◆ Consigne 1
Réécrivez sous forme de liste numérotée les lignes des entrées, depuis le début des entrées jusqu'à la ligne contenant « Localize all elements. », celle-ci incluse, en omettant les lignes vides. N'incluez pas les images dans la réponse.

Faire une différence pour la communauté de Saint-Michel

Le danseur  et enseignant Ford Mckeown Larose en compagnie  de Paul Evra,  le directeur  du centre socio-éducatif Lasallien de Saint-Michel
Marie-France Coallier Le Devoir Le danseur et enseignant Ford Mckeown Larose en compagnie de Paul Evra, le directeur du centre socio-éducatif Lasallien de Saint-Michel

Le festival Kairos est de retour pour une 4e édition. Plus qu’un festival de danses hip-hop, cet événement, lancé par le danseur et enseignant Ford Mckeown Larose, vise non seulement à amener la danse dans le quartier Saint-Michel, mais aussi à rassembler différents organismes du quartier et à créer, notamment pour les jeunes, un moment de communion.

« Je ne pensais pas faire plusieurs éditions du festival. À la base, ça devait être mon dernier gros événement », se souvient Ford Mckeown Larose. En effet, c’est après plusieurs mois passés en France que l’idée du festival est venue à lui. « Quand j’étais là-bas, j’aimais tellement l’accueil, le respect et l’esprit de communauté qui régnait chez mes amis. Ça m’a fait me questionner sur “Et moi, d’où je viens ?”. En rentrant chez moi, dans mon quartier, à Saint-Michel, j’ai voulu créer quelque chose de gros, et de rassembleur », poursuit-il.

Ainsi, en 2019, M. Larose décide de créer des ponts entre plusieurs organismes du quartier pour élaborer un festival de danses hip-hop. La Perle retrouvée et la Maison d’Haïti embarquent très rapidement. Ford Mckeown Larose, avec sa compagnie Forward Movements, avait déjà produit plusieurs événements à la Maison d’Haïti.

En effet, depuis 2015, avec la cofondatrice de la compagnie, Anaïs Gachet, ils mettent en place différents types d’activités en lien avec la culture hip-hop. « On a fait plusieurs projets de création, en vidéo et sur scène : Organic Geometry, Amalgame et Dieu 3 », explique le cofondateur. Le danseur a aussi mis en place Mad, Motion and Dynamics, un battle de danses hip-hop qui a eu lieu au MAI (Montréal, arts interculturels) en 2019. Le projet Interactions créatives, nés en 2019, a quant à lui eu lieu à la Maison d’Haïti, toujours en 2019. Un événement qui compte désormais 14 éditions. « Ce sont des petits événements, pas chers du tout, parfois des battles de danse, parfois des showcases, le plus souvent dans le quartier », ajoute M. Larose.

Parmi les projets plus récents, Ford Mckeown Larose compte sa formation Full circle, un programme d’enseignement de streetdance, qui se concentre sur les styles boogaloo et popping. La première édition a eu lieu en automne 2021. « Ça fait plus de 10 ans que je voyage à travers le monde dans le but d’approfondir mes connaissances et ma compréhension de ces styles. En plus, j’adore partager, alors l’enseignement est venu à moi de manière naturelle », explique celui qui a grandi en regardant les émissions et vidéoclips des années 1990-2000.

Ainsi, pour sa première édition, en 2019, le festival Kairos a proposé des battles de danse, une conférence sur la créativité en hip-hop, ainsi que des ateliers de danse.

Entrées enregistrées:

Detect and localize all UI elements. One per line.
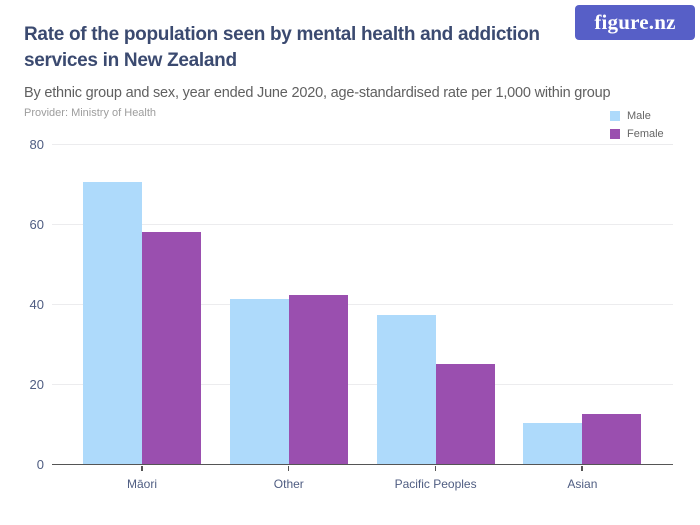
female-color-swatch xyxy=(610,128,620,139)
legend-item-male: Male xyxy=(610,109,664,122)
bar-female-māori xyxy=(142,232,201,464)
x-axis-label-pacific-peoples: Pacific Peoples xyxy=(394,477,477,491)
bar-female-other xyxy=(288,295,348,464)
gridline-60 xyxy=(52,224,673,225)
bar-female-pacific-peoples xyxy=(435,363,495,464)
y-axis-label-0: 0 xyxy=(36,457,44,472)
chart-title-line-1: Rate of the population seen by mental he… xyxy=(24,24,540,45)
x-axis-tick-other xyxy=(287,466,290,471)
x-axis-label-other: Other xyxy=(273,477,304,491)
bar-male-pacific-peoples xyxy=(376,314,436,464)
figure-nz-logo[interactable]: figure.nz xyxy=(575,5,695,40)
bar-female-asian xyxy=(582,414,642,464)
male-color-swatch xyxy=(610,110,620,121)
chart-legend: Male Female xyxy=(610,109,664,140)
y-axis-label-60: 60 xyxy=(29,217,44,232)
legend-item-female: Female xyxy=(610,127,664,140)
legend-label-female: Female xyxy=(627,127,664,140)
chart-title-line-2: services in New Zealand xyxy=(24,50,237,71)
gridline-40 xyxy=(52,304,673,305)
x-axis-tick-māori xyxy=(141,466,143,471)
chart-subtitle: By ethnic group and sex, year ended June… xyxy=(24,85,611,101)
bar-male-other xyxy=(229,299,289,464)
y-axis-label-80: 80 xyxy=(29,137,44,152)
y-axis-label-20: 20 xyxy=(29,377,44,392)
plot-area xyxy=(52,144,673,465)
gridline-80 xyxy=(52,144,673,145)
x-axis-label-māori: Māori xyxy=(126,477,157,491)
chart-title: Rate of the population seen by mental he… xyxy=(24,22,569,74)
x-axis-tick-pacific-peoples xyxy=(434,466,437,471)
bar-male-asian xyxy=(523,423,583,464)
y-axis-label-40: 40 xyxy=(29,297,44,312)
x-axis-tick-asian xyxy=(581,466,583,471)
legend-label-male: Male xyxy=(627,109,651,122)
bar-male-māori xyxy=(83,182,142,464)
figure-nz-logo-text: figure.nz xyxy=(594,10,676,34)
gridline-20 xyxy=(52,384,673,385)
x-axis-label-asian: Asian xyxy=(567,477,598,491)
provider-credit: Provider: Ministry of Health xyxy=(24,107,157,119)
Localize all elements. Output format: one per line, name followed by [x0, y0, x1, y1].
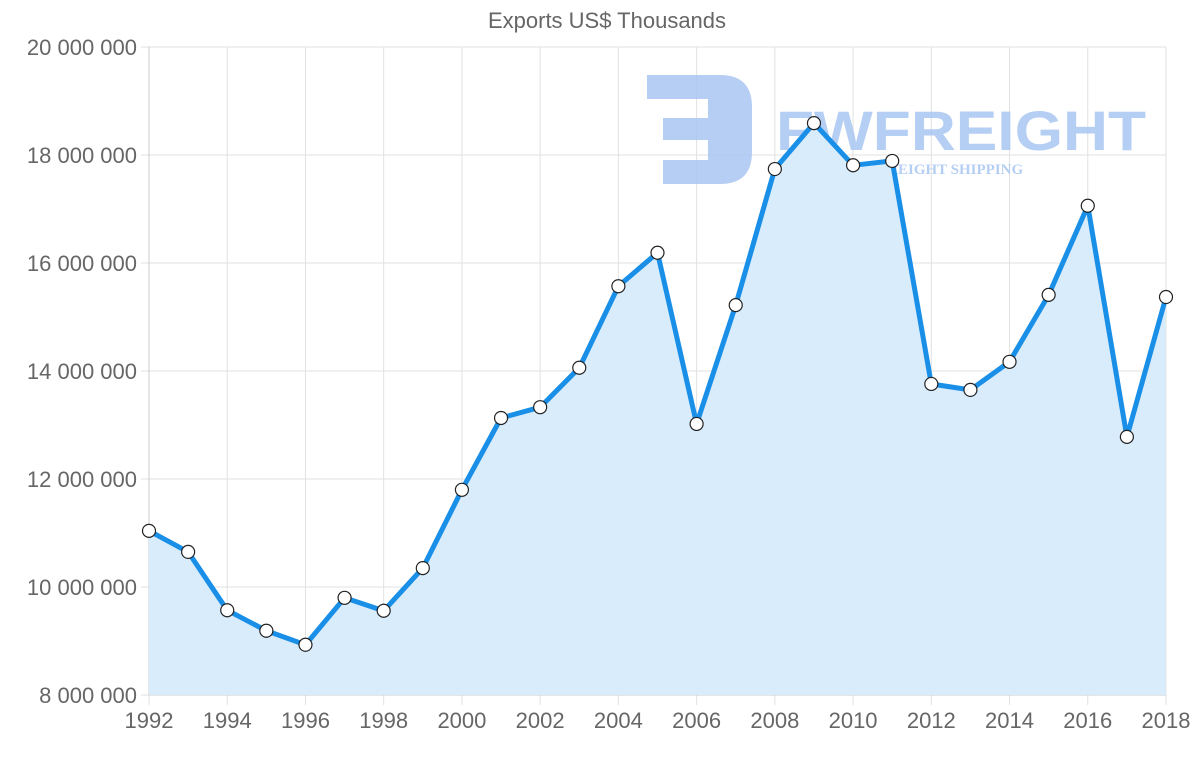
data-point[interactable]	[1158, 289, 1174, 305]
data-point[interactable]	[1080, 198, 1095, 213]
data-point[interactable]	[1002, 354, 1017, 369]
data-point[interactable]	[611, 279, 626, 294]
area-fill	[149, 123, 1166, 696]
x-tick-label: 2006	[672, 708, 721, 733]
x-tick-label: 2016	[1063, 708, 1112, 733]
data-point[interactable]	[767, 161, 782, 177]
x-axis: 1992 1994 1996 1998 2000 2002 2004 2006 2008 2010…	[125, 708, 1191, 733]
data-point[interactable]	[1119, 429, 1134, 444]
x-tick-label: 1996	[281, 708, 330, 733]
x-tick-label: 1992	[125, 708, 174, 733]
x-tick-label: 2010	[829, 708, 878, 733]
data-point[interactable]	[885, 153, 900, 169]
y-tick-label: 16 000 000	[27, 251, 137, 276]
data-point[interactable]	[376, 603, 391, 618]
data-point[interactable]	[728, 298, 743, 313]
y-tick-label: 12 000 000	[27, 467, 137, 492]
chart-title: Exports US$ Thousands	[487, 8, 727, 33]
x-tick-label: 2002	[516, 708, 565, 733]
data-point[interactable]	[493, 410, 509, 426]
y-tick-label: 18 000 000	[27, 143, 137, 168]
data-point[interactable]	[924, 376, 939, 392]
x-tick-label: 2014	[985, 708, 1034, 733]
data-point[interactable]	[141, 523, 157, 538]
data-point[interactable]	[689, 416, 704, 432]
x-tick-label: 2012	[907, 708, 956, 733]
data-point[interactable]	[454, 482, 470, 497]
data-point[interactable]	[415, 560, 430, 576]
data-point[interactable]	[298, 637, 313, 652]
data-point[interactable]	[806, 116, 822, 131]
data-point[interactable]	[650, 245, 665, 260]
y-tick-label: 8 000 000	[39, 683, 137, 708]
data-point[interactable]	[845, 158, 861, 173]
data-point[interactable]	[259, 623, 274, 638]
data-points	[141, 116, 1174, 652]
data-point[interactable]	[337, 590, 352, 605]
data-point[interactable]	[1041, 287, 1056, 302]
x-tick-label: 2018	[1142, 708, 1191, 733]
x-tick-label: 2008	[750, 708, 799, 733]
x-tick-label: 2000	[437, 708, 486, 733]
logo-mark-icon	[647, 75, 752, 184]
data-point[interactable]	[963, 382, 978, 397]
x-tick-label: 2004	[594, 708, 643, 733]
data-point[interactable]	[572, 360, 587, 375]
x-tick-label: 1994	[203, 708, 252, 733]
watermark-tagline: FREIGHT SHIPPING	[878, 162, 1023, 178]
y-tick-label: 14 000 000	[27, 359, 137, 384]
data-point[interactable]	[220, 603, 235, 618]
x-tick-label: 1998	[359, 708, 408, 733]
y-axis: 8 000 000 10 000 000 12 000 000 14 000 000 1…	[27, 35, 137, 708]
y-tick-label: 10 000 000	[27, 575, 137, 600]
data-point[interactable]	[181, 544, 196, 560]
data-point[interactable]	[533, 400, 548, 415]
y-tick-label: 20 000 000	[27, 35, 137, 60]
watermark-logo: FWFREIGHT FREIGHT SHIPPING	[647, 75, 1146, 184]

◆ Consigne 2
D'après l'article sur le festival Kairos, qu'est-ce qui a poussé Ford Mckeown Larose à créer ce festival ? Répondez en une à trois phrases.

◆ Solution proposée 1
1. Detect and localize all UI elements. One per line.
2. female-color-swatch xyxy=(610,128,620,139)
3. legend-item-male: Male xyxy=(610,109,664,122)
4. bar-female-māori xyxy=(142,232,201,464)
5. x-axis-label-pacific-peoples: Pacific Peoples xyxy=(394,477,477,491)
6. bar-female-other xyxy=(288,295,348,464)
7. gridline-60 xyxy=(52,224,673,225)
8. bar-female-pacific-peoples xyxy=(435,363,495,464)
9. y-axis-label-0: 0 xyxy=(36,457,44,472)
10. chart-title-line-1: Rate of the population seen by mental he… xyxy=(24,24,540,45)
11. x-axis-tick-other xyxy=(287,466,290,471)
12. x-axis-label-other: Other xyxy=(273,477,304,491)
13. bar-male-pacific-peoples xyxy=(376,314,436,464)
14. figure-nz-logo[interactable]: figure.nz xyxy=(575,5,695,40)
15. bar-female-asian xyxy=(582,414,642,464)
16. male-color-swatch xyxy=(610,110,620,121)
17. chart-legend: Male Female xyxy=(610,109,664,140)
18. y-axis-label-60: 60 xyxy=(29,217,44,232)
19. legend-item-female: Female xyxy=(610,127,664,140)
20. legend-label-female: Female xyxy=(627,127,664,140)
21. chart-title-line-2: services in New Zealand xyxy=(24,50,237,71)
22. gridline-40 xyxy=(52,304,673,305)
23. x-axis-tick-māori xyxy=(141,466,143,471)
24. chart-subtitle: By ethnic group and sex, year ended June… xyxy=(24,85,611,101)
25. bar-male-other xyxy=(229,299,289,464)
26. y-axis-label-80: 80 xyxy=(29,137,44,152)
27. y-axis-label-20: 20 xyxy=(29,377,44,392)
28. plot-area xyxy=(52,144,673,465)
29. gridline-80 xyxy=(52,144,673,145)
30. x-axis-label-māori: Māori xyxy=(126,477,157,491)
31. chart-title: Rate of the population seen by mental he… xyxy=(24,22,569,74)
32. x-axis-tick-pacific-peoples xyxy=(434,466,437,471)
33. bar-male-asian xyxy=(523,423,583,464)
34. y-axis-label-40: 40 xyxy=(29,297,44,312)
35. x-axis-tick-asian xyxy=(581,466,583,471)
36. legend-label-male: Male xyxy=(627,109,651,122)
37. bar-male-māori xyxy=(83,182,142,464)
38. figure-nz-logo-text: figure.nz xyxy=(594,10,676,34)
39. gridline-20 xyxy=(52,384,673,385)
40. x-axis-label-asian: Asian xyxy=(567,477,598,491)
41. provider-credit: Provider: Ministry of Health xyxy=(24,107,157,119)
42. Localize all elements. Output format: one per line, name followed by [x0, y0, x1, y1].

◆ Solution proposée 2
Pendant un séjour de plusieurs mois en France, il a tant apprécié l'accueil, le respect et l'esprit de communauté qui régnaient chez ses amis qu'il s'est interrogé sur ses propres origines. De retour dans son quartier de Saint-Michel, il a voulu y créer quelque chose de gros et de rassembleur.